- What to produce -
Give the material again in full, matching it exactly.

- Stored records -
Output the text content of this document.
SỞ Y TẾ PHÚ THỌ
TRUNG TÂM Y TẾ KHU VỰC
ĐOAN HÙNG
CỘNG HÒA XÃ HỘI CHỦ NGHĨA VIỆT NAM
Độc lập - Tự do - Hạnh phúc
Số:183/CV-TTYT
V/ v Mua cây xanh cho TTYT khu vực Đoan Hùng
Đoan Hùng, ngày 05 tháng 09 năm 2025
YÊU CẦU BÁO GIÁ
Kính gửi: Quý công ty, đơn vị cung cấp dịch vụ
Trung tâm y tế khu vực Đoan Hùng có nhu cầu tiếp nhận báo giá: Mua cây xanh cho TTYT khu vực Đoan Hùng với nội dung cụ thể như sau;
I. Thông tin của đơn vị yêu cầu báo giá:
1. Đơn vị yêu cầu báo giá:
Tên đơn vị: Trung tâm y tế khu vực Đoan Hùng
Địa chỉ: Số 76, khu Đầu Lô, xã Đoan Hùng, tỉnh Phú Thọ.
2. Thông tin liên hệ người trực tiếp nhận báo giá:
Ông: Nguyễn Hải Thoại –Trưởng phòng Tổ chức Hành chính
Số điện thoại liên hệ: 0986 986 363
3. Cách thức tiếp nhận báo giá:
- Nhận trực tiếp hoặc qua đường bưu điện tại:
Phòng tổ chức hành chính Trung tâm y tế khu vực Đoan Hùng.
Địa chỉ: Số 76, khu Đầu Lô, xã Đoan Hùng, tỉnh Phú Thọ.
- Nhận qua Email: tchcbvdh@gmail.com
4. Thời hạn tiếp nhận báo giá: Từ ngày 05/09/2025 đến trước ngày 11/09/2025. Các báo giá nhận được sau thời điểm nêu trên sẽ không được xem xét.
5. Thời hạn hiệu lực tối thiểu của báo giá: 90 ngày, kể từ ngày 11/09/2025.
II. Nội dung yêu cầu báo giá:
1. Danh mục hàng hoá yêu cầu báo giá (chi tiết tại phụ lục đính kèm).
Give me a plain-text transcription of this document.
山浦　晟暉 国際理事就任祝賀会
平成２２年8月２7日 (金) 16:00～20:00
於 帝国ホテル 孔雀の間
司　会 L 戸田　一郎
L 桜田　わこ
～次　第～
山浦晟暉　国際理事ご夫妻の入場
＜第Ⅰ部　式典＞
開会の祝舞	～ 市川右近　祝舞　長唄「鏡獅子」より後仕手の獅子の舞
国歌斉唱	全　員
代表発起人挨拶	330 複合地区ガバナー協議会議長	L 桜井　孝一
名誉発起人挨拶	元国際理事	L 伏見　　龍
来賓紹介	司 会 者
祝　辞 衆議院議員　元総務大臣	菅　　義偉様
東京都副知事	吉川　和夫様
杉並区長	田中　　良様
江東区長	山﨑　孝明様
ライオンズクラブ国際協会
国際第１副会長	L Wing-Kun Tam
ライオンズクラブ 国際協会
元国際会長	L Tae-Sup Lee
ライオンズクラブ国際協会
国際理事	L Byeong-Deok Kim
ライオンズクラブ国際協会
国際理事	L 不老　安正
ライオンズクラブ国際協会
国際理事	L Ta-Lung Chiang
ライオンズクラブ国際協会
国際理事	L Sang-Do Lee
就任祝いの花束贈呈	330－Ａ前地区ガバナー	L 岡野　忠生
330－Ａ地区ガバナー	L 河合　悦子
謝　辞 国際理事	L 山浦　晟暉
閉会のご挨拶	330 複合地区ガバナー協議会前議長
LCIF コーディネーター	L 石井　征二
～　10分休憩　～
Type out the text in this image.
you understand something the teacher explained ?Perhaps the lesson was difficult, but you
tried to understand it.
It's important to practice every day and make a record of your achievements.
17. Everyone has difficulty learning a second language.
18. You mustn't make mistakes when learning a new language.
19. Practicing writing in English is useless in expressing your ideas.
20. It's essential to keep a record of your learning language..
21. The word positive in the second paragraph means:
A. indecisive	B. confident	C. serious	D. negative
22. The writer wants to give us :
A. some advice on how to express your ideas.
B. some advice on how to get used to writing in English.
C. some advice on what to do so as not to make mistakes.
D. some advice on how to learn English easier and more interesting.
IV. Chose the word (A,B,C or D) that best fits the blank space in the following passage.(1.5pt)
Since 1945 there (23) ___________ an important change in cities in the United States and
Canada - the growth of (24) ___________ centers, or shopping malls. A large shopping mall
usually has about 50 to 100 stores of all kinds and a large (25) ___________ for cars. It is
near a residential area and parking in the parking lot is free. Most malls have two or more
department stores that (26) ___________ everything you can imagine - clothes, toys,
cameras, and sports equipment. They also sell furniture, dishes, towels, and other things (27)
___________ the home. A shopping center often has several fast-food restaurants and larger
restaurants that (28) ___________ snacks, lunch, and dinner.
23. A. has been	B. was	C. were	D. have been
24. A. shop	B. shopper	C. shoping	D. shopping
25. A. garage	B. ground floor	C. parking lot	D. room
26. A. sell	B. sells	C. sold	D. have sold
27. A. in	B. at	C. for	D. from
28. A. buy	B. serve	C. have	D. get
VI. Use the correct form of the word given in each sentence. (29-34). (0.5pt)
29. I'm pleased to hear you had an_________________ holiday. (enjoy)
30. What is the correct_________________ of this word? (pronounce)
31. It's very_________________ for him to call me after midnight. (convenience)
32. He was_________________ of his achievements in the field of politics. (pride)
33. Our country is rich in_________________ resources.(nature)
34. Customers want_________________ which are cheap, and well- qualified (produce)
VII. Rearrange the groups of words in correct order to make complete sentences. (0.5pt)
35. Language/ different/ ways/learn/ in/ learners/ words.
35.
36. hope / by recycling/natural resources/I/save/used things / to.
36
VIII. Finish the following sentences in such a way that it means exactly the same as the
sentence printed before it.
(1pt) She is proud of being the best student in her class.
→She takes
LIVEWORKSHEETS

- Correct answer -
Output the text content of this document.
SỞ Y TẾ PHÚ THỌ
TRUNG TÂM Y TẾ KHU VỰC
ĐOAN HÙNG
CỘNG HÒA XÃ HỘI CHỦ NGHĨA VIỆT NAM
Độc lập - Tự do - Hạnh phúc
Số:183/CV-TTYT
V/ v Mua cây xanh cho TTYT khu vực Đoan Hùng
Đoan Hùng, ngày 05 tháng 09 năm 2025
YÊU CẦU BÁO GIÁ
Kính gửi: Quý công ty, đơn vị cung cấp dịch vụ
Trung tâm y tế khu vực Đoan Hùng có nhu cầu tiếp nhận báo giá: Mua cây xanh cho TTYT khu vực Đoan Hùng với nội dung cụ thể như sau;
I. Thông tin của đơn vị yêu cầu báo giá:
1. Đơn vị yêu cầu báo giá:
Tên đơn vị: Trung tâm y tế khu vực Đoan Hùng
Địa chỉ: Số 76, khu Đầu Lô, xã Đoan Hùng, tỉnh Phú Thọ.
2. Thông tin liên hệ người trực tiếp nhận báo giá:
Ông: Nguyễn Hải Thoại –Trưởng phòng Tổ chức Hành chính
Số điện thoại liên hệ: 0986 986 363
3. Cách thức tiếp nhận báo giá:
- Nhận trực tiếp hoặc qua đường bưu điện tại:
Phòng tổ chức hành chính Trung tâm y tế khu vực Đoan Hùng.
Địa chỉ: Số 76, khu Đầu Lô, xã Đoan Hùng, tỉnh Phú Thọ.
- Nhận qua Email: tchcbvdh@gmail.com
4. Thời hạn tiếp nhận báo giá: Từ ngày 05/09/2025 đến trước ngày 11/09/2025. Các báo giá nhận được sau thời điểm nêu trên sẽ không được xem xét.
5. Thời hạn hiệu lực tối thiểu của báo giá: 90 ngày, kể từ ngày 11/09/2025.
II. Nội dung yêu cầu báo giá:
1. Danh mục hàng hoá yêu cầu báo giá (chi tiết tại phụ lục đính kèm).
Give me a plain-text transcription of this document.
山浦　晟暉 国際理事就任祝賀会
平成２２年8月２7日 (金) 16:00～20:00
於 帝国ホテル 孔雀の間
司　会 L 戸田　一郎
L 桜田　わこ
～次　第～
山浦晟暉　国際理事ご夫妻の入場
＜第Ⅰ部　式典＞
開会の祝舞	～ 市川右近　祝舞　長唄「鏡獅子」より後仕手の獅子の舞
国歌斉唱	全　員
代表発起人挨拶	330 複合地区ガバナー協議会議長	L 桜井　孝一
名誉発起人挨拶	元国際理事	L 伏見　　龍
来賓紹介	司 会 者
祝　辞 衆議院議員　元総務大臣	菅　　義偉様
東京都副知事	吉川　和夫様
杉並区長	田中　　良様
江東区長	山﨑　孝明様
ライオンズクラブ国際協会
国際第１副会長	L Wing-Kun Tam
ライオンズクラブ 国際協会
元国際会長	L Tae-Sup Lee
ライオンズクラブ国際協会
国際理事	L Byeong-Deok Kim
ライオンズクラブ国際協会
国際理事	L 不老　安正
ライオンズクラブ国際協会
国際理事	L Ta-Lung Chiang
ライオンズクラブ国際協会
国際理事	L Sang-Do Lee
就任祝いの花束贈呈	330－Ａ前地区ガバナー	L 岡野　忠生
330－Ａ地区ガバナー	L 河合　悦子
謝　辞 国際理事	L 山浦　晟暉
閉会のご挨拶	330 複合地区ガバナー協議会前議長
LCIF コーディネーター	L 石井　征二
～　10分休憩　～
Type out the text in this image.
you understand something the teacher explained ?Perhaps the lesson was difficult, but you
tried to understand it.
It's important to practice every day and make a record of your achievements.
17. Everyone has difficulty learning a second language.
18. You mustn't make mistakes when learning a new language.
19. Practicing writing in English is useless in expressing your ideas.
20. It's essential to keep a record of your learning language..
21. The word positive in the second paragraph means:
A. indecisive	B. confident	C. serious	D. negative
22. The writer wants to give us :
A. some advice on how to express your ideas.
B. some advice on how to get used to writing in English.
C. some advice on what to do so as not to make mistakes.
D. some advice on how to learn English easier and more interesting.
IV. Chose the word (A,B,C or D) that best fits the blank space in the following passage.(1.5pt)
Since 1945 there (23) ___________ an important change in cities in the United States and
Canada - the growth of (24) ___________ centers, or shopping malls. A large shopping mall
usually has about 50 to 100 stores of all kinds and a large (25) ___________ for cars. It is
near a residential area and parking in the parking lot is free. Most malls have two or more
department stores that (26) ___________ everything you can imagine - clothes, toys,
cameras, and sports equipment. They also sell furniture, dishes, towels, and other things (27)
___________ the home. A shopping center often has several fast-food restaurants and larger
restaurants that (28) ___________ snacks, lunch, and dinner.
23. A. has been	B. was	C. were	D. have been
24. A. shop	B. shopper	C. shoping	D. shopping
25. A. garage	B. ground floor	C. parking lot	D. room
26. A. sell	B. sells	C. sold	D. have sold
27. A. in	B. at	C. for	D. from
28. A. buy	B. serve	C. have	D. get
VI. Use the correct form of the word given in each sentence. (29-34). (0.5pt)
29. I'm pleased to hear you had an_________________ holiday. (enjoy)
30. What is the correct_________________ of this word? (pronounce)
31. It's very_________________ for him to call me after midnight. (convenience)
32. He was_________________ of his achievements in the field of politics. (pride)
33. Our country is rich in_________________ resources.(nature)
34. Customers want_________________ which are cheap, and well- qualified (produce)
VII. Rearrange the groups of words in correct order to make complete sentences. (0.5pt)
35. Language/ different/ ways/learn/ in/ learners/ words.
35.
36. hope / by recycling/natural resources/I/save/used things / to.
36
VIII. Finish the following sentences in such a way that it means exactly the same as the
sentence printed before it.
(1pt) She is proud of being the best student in her class.
→She takes
LIVEWORKSHEETS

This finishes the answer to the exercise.